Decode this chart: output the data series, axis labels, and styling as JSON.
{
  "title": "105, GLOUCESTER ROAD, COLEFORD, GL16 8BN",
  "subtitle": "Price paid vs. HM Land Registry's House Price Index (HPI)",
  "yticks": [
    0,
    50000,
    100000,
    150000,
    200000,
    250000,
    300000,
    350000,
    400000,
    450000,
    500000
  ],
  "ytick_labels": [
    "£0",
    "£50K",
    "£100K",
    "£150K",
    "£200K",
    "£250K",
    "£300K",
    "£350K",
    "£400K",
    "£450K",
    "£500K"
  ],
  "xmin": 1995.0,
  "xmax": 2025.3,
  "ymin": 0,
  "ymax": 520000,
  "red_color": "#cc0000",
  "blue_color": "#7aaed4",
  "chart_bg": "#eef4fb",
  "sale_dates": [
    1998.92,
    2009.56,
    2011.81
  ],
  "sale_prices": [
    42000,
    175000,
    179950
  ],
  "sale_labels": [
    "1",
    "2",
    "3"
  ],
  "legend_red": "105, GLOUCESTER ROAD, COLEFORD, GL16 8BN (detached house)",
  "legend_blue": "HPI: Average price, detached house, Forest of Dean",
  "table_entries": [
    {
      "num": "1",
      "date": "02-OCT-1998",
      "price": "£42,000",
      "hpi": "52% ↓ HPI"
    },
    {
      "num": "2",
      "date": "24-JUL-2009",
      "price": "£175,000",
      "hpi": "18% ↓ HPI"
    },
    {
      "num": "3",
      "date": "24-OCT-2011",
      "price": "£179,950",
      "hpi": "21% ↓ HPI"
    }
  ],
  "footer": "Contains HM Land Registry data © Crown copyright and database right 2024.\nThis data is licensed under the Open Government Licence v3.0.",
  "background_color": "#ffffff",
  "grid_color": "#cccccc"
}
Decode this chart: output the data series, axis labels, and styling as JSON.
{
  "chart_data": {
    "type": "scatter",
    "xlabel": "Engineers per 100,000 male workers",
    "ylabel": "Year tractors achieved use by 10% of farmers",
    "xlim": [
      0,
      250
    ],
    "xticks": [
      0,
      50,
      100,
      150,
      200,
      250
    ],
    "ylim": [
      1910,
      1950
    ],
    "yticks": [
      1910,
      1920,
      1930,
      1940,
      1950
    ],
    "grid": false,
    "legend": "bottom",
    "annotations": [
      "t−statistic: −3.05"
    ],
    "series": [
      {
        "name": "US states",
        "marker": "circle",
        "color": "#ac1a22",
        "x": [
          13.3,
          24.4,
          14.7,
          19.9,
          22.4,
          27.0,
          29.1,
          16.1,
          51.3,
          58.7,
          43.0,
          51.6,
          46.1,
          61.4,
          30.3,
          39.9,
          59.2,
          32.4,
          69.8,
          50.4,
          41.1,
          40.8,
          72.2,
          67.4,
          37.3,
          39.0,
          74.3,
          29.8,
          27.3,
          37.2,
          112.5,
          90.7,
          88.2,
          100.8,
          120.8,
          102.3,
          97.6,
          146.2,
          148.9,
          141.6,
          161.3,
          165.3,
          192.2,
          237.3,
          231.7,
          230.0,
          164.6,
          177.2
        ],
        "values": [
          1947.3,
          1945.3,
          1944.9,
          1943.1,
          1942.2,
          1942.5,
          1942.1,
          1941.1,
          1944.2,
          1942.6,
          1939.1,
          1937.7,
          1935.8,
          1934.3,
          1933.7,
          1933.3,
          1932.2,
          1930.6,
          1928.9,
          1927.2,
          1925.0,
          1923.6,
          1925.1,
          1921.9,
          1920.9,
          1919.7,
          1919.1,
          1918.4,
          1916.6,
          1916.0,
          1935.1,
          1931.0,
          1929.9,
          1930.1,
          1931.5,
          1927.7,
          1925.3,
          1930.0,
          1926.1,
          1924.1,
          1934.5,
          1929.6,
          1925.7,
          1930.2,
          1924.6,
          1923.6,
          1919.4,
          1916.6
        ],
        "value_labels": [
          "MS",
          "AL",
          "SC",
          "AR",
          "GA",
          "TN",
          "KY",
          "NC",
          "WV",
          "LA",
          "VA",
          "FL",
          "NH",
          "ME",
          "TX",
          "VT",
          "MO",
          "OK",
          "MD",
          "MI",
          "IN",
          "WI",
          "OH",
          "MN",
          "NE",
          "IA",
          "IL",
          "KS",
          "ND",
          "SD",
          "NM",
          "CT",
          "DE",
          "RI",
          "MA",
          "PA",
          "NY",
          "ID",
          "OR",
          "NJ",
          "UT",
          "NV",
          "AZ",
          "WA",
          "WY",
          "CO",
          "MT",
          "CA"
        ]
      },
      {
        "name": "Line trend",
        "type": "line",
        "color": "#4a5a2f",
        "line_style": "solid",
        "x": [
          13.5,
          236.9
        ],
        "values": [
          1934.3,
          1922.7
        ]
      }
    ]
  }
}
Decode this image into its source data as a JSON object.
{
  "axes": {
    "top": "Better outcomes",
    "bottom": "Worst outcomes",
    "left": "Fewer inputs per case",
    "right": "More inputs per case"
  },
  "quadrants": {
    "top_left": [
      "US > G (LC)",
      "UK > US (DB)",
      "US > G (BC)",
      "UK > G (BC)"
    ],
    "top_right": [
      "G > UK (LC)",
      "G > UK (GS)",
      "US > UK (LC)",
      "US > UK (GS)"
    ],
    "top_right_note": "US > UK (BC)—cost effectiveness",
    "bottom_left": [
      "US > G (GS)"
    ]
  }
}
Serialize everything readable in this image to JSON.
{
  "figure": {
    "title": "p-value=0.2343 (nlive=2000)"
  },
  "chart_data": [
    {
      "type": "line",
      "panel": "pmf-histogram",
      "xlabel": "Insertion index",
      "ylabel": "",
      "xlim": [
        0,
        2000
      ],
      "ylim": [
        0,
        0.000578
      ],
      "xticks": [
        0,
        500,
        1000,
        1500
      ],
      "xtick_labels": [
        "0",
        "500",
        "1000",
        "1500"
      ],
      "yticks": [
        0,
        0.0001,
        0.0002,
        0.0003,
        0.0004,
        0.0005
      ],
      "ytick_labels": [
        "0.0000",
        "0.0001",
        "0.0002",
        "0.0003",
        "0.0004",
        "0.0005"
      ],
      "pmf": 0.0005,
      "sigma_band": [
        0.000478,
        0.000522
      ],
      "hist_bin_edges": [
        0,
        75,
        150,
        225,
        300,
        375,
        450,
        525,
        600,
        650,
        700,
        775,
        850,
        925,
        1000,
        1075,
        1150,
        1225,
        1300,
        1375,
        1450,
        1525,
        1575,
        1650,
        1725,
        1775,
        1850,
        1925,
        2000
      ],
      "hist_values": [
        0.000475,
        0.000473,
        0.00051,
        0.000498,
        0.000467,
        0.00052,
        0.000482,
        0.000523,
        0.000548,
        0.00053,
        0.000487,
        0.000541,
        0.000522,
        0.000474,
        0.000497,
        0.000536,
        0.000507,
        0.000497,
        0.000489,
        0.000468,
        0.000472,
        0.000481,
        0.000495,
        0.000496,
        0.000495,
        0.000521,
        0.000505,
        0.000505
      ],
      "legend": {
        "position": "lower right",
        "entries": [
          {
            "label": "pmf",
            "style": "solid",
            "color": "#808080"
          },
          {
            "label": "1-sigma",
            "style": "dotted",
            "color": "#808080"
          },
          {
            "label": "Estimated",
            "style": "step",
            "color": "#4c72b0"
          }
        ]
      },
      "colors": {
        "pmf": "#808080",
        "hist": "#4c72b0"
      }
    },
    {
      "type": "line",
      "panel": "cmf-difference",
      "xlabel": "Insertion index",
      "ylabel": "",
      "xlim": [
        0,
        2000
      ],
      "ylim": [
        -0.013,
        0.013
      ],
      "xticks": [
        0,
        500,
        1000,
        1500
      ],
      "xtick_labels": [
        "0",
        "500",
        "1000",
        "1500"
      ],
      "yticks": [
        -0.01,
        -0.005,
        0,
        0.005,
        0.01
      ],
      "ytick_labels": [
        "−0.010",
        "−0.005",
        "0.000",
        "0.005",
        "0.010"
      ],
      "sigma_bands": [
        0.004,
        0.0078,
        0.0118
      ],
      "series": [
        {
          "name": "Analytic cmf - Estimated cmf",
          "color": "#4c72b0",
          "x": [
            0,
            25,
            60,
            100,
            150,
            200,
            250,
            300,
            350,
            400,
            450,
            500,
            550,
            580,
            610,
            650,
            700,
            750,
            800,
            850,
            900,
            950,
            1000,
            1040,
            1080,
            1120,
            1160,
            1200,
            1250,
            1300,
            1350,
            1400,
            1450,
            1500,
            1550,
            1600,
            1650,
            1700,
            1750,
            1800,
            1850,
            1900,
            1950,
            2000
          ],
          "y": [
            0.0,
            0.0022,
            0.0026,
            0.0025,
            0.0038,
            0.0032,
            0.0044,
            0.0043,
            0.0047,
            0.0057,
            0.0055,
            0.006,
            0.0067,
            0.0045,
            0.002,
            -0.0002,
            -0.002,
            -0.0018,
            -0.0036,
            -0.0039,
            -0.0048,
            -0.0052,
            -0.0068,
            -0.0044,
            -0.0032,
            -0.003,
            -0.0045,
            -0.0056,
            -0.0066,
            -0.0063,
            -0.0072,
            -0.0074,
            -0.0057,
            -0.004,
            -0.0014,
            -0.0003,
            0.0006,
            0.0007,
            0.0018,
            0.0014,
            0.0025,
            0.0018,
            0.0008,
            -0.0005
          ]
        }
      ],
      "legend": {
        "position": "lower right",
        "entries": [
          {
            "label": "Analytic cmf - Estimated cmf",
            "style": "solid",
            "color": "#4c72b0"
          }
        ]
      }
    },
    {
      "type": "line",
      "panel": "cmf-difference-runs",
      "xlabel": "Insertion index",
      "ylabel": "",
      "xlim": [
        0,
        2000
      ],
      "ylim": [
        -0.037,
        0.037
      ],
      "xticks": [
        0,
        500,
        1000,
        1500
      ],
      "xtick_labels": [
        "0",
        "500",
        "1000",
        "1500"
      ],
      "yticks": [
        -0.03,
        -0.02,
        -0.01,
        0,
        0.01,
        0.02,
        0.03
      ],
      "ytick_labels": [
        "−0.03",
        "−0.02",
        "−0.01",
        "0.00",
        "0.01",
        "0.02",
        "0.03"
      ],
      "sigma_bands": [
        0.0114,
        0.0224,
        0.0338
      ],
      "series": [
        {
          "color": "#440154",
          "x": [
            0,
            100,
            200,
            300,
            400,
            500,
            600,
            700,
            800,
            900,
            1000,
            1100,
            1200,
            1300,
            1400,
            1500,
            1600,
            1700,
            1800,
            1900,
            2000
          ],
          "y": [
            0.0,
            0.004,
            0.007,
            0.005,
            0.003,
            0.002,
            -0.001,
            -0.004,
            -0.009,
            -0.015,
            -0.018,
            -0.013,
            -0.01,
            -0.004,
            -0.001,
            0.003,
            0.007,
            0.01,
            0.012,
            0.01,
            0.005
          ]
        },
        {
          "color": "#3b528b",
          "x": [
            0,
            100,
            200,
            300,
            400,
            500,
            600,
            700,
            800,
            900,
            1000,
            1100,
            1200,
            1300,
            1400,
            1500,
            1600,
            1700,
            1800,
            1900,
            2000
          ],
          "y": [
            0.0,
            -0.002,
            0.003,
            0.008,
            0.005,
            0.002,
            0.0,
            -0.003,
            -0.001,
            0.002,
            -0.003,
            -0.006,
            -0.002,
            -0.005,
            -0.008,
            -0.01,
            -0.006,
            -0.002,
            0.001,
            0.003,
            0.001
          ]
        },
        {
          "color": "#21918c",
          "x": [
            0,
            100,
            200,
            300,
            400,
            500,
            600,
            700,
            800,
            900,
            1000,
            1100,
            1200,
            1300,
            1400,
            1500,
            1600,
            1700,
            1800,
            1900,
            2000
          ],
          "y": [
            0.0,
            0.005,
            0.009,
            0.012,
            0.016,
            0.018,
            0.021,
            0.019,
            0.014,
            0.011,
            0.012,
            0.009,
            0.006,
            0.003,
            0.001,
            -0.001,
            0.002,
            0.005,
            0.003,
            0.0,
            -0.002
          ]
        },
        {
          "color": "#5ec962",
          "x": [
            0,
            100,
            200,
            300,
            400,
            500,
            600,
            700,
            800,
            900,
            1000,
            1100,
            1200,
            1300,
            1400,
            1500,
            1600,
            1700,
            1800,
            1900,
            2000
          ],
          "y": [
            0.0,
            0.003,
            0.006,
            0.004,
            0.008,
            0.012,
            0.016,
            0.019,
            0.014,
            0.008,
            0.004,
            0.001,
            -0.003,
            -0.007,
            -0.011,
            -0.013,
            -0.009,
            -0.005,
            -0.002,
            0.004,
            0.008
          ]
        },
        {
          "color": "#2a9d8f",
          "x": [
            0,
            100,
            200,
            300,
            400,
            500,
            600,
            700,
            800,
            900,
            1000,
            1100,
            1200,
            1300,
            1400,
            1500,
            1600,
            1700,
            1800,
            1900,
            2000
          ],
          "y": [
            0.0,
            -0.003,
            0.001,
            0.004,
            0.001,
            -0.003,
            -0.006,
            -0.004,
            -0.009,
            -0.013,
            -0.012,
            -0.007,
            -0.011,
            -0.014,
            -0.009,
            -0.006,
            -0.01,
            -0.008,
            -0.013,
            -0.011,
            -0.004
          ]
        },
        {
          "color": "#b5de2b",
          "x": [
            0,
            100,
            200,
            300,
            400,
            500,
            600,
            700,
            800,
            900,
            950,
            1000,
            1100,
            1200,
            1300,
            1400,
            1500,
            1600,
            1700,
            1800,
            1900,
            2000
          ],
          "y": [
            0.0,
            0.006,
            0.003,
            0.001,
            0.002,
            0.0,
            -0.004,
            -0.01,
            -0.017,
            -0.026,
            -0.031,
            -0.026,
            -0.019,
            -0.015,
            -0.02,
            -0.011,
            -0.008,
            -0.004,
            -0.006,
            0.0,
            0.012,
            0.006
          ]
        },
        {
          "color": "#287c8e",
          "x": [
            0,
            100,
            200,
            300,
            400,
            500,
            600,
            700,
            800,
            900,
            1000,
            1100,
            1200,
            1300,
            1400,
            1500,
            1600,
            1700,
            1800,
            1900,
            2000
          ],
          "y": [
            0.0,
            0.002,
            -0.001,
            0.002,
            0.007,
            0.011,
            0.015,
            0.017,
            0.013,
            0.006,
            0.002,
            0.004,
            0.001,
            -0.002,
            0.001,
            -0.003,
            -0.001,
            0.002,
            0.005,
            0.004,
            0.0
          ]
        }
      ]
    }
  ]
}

● Given problem
Locate each line with the word "JSON" and copy it.

● Response to this exercise
Decode this chart: output the data series, axis labels, and styling as JSON.
Decode this chart: output the data series, axis labels, and styling as JSON.
Decode this image into its source data as a JSON object.
Serialize everything readable in this image to JSON.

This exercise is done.